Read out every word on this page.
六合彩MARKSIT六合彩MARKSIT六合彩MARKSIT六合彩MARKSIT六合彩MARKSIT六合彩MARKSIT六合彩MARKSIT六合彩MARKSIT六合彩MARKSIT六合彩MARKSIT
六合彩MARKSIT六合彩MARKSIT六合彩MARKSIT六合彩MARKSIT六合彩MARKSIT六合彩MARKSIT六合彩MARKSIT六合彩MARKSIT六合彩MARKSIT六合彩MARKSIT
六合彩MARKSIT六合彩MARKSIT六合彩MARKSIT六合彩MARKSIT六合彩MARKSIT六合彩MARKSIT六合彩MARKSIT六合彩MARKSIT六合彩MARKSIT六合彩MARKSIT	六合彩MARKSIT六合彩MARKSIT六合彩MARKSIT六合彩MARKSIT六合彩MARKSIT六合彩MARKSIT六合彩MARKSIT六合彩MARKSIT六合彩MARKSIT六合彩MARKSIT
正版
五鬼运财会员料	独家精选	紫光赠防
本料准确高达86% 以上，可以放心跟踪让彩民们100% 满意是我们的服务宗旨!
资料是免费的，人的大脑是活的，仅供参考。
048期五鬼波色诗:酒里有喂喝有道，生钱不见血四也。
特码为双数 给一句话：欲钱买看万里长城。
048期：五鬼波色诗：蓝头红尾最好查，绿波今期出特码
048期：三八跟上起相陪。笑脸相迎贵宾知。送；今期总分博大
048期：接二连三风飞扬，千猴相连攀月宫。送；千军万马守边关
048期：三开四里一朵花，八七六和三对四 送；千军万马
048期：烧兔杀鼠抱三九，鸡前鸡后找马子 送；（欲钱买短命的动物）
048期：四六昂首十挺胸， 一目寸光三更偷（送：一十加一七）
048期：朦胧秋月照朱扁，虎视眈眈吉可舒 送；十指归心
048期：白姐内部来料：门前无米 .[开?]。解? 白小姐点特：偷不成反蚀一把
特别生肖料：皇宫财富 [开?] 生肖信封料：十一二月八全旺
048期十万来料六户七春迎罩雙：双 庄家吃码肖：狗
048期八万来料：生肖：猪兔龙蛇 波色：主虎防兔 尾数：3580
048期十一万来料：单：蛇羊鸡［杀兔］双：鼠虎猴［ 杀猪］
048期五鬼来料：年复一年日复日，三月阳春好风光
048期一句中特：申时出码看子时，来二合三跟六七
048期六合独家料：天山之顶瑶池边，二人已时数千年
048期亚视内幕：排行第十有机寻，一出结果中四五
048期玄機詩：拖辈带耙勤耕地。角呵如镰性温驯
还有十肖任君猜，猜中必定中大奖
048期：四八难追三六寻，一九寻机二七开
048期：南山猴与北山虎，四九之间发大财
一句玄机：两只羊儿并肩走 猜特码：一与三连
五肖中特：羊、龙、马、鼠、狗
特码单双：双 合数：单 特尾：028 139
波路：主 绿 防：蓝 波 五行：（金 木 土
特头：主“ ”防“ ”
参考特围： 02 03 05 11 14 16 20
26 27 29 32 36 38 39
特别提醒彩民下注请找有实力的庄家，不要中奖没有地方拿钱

...

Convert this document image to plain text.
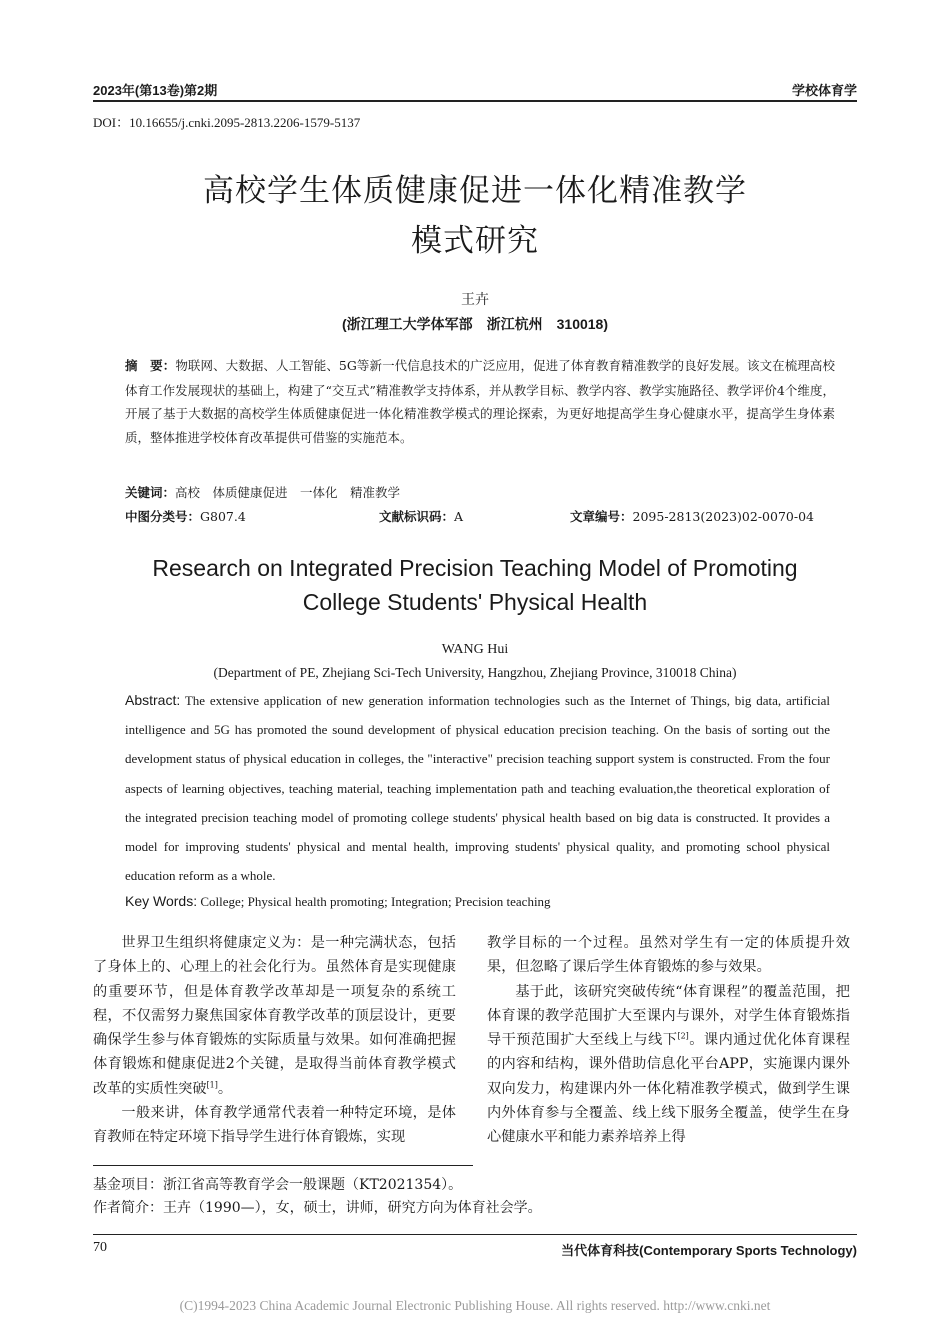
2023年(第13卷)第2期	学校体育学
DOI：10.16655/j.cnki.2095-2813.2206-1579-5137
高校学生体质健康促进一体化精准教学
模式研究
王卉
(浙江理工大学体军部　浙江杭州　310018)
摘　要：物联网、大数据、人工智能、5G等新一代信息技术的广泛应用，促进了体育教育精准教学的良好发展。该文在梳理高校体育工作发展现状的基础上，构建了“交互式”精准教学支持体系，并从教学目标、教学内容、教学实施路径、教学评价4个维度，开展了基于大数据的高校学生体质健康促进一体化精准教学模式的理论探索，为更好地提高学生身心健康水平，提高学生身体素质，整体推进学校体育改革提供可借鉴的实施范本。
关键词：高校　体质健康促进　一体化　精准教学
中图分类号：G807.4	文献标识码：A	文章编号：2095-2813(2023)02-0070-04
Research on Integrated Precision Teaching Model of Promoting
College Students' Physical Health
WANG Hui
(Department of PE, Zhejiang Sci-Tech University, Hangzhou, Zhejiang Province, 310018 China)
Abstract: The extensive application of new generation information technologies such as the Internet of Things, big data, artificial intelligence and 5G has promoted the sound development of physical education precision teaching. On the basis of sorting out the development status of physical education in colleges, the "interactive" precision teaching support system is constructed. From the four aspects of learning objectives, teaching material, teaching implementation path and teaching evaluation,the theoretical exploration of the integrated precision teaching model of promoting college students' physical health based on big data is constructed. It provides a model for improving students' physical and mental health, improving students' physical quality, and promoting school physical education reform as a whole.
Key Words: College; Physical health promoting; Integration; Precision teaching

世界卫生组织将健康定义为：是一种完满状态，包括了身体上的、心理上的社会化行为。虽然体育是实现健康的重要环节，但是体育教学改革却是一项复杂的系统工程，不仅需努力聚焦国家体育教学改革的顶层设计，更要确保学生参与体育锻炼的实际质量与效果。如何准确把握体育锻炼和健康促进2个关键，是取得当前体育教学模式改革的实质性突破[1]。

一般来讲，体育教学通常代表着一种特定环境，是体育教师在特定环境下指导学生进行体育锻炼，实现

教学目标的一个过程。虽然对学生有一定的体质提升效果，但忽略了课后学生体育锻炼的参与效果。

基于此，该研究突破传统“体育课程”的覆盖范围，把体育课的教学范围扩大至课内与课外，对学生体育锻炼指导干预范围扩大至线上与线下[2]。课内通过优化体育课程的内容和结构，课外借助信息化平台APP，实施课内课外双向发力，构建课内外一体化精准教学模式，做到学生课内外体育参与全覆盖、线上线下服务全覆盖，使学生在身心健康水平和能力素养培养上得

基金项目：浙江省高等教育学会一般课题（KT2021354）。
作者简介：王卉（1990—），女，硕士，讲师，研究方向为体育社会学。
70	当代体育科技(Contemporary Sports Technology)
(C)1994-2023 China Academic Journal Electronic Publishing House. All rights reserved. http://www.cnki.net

---

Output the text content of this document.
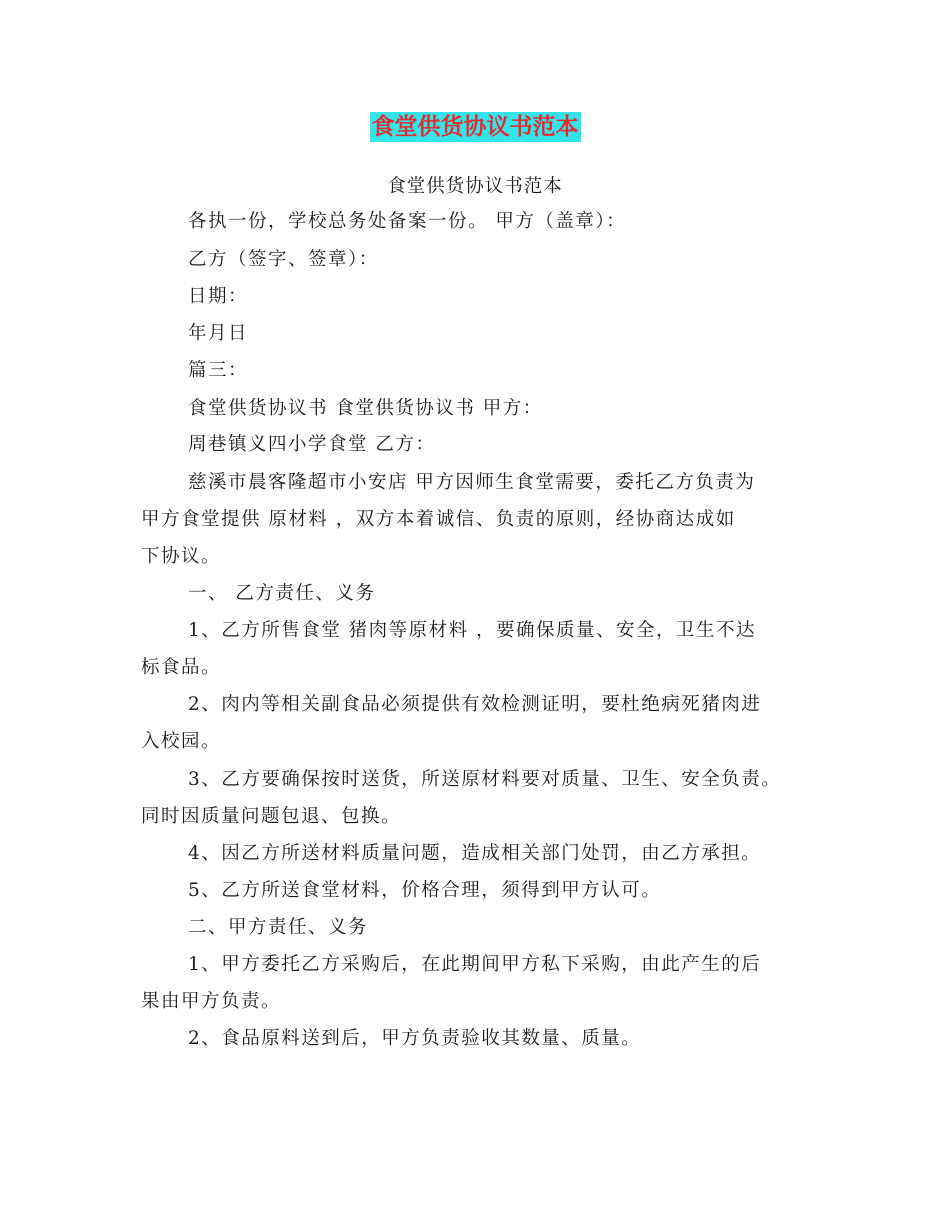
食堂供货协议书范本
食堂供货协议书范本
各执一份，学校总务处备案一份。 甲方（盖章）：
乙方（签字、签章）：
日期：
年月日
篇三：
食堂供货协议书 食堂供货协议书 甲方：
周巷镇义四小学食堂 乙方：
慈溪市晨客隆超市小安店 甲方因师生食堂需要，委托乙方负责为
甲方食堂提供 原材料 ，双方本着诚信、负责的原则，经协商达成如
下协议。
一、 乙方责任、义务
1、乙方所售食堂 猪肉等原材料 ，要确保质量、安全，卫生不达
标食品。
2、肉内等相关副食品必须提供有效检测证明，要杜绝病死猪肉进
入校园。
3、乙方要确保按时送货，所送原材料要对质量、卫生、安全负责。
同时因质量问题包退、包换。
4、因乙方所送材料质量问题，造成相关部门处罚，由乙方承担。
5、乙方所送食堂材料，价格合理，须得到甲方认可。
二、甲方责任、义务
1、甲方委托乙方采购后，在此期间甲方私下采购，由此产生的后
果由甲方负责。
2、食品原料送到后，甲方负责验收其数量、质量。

| Work instructions |
Across the entries, how many lines hold the word "this"? Say only the number.

| Result |
3